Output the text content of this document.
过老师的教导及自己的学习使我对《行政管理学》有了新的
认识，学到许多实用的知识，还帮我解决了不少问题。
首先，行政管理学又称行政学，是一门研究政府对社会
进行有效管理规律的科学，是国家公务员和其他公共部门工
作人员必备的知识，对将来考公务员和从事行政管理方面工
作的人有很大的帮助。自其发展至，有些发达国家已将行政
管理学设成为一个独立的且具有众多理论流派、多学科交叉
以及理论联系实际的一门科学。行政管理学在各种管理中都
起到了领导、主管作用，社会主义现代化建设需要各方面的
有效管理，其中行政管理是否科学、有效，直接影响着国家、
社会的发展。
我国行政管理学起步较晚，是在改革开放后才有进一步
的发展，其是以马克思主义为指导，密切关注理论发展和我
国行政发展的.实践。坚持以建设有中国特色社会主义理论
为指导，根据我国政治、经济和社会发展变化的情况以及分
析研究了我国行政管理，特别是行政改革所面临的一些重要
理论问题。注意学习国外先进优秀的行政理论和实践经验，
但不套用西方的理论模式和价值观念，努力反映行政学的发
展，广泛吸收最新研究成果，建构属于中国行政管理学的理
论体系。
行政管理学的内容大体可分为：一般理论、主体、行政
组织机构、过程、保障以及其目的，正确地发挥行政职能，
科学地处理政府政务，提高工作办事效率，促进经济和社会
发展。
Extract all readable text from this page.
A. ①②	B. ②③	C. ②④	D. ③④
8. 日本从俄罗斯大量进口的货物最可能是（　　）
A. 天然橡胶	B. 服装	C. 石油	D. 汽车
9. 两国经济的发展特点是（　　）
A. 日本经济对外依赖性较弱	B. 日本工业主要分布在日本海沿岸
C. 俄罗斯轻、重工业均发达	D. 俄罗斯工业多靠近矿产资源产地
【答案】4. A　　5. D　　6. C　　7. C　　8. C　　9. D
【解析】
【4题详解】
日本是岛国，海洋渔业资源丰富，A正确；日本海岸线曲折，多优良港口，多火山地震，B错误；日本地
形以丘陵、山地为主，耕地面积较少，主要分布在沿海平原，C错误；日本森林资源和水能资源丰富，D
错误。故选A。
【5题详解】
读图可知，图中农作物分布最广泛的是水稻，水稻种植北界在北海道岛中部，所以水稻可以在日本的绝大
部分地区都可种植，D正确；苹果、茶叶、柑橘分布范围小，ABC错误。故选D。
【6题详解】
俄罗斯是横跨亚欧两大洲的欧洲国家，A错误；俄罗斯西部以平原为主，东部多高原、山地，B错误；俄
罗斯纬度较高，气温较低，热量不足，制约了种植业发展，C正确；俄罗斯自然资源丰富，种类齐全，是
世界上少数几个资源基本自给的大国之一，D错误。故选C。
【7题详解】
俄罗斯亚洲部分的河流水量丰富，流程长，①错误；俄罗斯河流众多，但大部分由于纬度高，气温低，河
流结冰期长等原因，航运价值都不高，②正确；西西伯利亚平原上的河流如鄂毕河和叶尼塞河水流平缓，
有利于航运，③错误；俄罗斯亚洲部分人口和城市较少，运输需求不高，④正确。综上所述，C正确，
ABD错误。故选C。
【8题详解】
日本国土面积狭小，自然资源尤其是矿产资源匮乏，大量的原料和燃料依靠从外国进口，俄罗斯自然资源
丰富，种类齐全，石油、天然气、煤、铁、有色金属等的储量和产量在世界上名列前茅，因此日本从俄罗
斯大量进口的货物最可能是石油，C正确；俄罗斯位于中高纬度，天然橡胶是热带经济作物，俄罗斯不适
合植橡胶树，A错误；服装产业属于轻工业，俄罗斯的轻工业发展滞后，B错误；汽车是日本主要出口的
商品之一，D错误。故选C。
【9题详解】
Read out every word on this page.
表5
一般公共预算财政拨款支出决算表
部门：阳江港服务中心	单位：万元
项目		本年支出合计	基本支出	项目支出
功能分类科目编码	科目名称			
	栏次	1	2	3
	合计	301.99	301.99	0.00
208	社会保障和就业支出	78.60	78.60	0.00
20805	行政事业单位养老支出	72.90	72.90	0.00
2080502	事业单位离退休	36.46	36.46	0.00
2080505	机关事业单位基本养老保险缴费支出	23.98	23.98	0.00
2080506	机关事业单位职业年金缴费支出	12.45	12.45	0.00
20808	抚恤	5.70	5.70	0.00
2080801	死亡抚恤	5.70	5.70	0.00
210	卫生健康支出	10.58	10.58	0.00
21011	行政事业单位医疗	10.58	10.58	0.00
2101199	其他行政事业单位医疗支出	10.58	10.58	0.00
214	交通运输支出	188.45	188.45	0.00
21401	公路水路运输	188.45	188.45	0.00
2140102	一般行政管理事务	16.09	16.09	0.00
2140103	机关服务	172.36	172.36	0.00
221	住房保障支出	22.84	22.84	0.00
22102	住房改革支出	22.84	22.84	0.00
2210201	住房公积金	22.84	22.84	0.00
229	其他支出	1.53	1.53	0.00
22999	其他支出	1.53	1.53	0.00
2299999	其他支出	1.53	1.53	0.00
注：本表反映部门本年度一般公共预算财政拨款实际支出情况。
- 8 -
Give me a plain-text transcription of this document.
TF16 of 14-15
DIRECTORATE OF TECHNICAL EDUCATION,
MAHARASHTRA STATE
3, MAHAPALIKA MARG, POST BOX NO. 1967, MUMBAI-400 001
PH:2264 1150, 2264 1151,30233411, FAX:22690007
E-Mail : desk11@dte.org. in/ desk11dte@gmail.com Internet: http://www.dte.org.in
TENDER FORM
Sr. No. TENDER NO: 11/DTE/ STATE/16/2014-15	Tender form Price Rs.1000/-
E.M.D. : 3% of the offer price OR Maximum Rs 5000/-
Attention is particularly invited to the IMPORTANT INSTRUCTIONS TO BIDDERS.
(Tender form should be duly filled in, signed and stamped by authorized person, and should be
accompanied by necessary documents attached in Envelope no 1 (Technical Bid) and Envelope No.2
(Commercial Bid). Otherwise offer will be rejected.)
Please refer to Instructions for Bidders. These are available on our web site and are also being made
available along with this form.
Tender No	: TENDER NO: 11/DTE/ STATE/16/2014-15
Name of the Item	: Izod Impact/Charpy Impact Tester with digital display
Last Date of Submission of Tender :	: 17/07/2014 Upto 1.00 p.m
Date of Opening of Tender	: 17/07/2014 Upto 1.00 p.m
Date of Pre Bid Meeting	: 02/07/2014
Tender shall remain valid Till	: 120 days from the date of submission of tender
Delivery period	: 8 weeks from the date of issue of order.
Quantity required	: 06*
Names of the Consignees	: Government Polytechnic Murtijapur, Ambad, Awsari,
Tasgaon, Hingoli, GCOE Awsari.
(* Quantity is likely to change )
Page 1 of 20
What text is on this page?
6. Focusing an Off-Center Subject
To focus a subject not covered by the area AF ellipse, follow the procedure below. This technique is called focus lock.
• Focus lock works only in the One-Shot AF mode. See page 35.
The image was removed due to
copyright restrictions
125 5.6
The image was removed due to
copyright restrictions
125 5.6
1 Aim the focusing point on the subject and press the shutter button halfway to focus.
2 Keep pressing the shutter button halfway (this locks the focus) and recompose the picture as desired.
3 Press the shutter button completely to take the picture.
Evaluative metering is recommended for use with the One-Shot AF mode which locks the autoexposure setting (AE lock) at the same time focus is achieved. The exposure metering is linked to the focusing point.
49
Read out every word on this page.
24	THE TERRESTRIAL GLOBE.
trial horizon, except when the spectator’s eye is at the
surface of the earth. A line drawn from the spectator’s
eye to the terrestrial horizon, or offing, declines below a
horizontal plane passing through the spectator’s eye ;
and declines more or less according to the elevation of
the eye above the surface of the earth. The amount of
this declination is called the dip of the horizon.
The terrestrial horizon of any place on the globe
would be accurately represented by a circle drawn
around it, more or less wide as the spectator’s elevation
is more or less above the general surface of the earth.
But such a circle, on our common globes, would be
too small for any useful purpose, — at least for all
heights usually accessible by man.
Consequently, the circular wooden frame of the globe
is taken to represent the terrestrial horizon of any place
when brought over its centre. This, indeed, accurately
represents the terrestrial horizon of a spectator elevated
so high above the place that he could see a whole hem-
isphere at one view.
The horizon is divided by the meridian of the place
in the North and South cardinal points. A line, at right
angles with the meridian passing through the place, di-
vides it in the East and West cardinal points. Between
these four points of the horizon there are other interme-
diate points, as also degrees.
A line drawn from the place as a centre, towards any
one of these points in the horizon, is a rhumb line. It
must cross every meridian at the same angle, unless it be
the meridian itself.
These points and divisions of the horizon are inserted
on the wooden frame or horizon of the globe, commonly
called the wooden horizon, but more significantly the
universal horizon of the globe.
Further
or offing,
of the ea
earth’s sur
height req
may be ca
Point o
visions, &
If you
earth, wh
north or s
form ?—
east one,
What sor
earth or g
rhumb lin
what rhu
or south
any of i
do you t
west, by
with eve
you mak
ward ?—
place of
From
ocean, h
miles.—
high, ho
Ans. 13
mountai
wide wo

▶ **What is expected**
Using the listing above, pull out all lines that hold the word "mode".

▶ **Solution to this task**
• Focus lock works only in the One-Shot AF mode. See page 35.
Evaluative metering is recommended for use with the One-Shot AF mode which locks the autoexposure setting (AE lock) at the same time focus is achieved. The exposure metering is linked to the focusing point.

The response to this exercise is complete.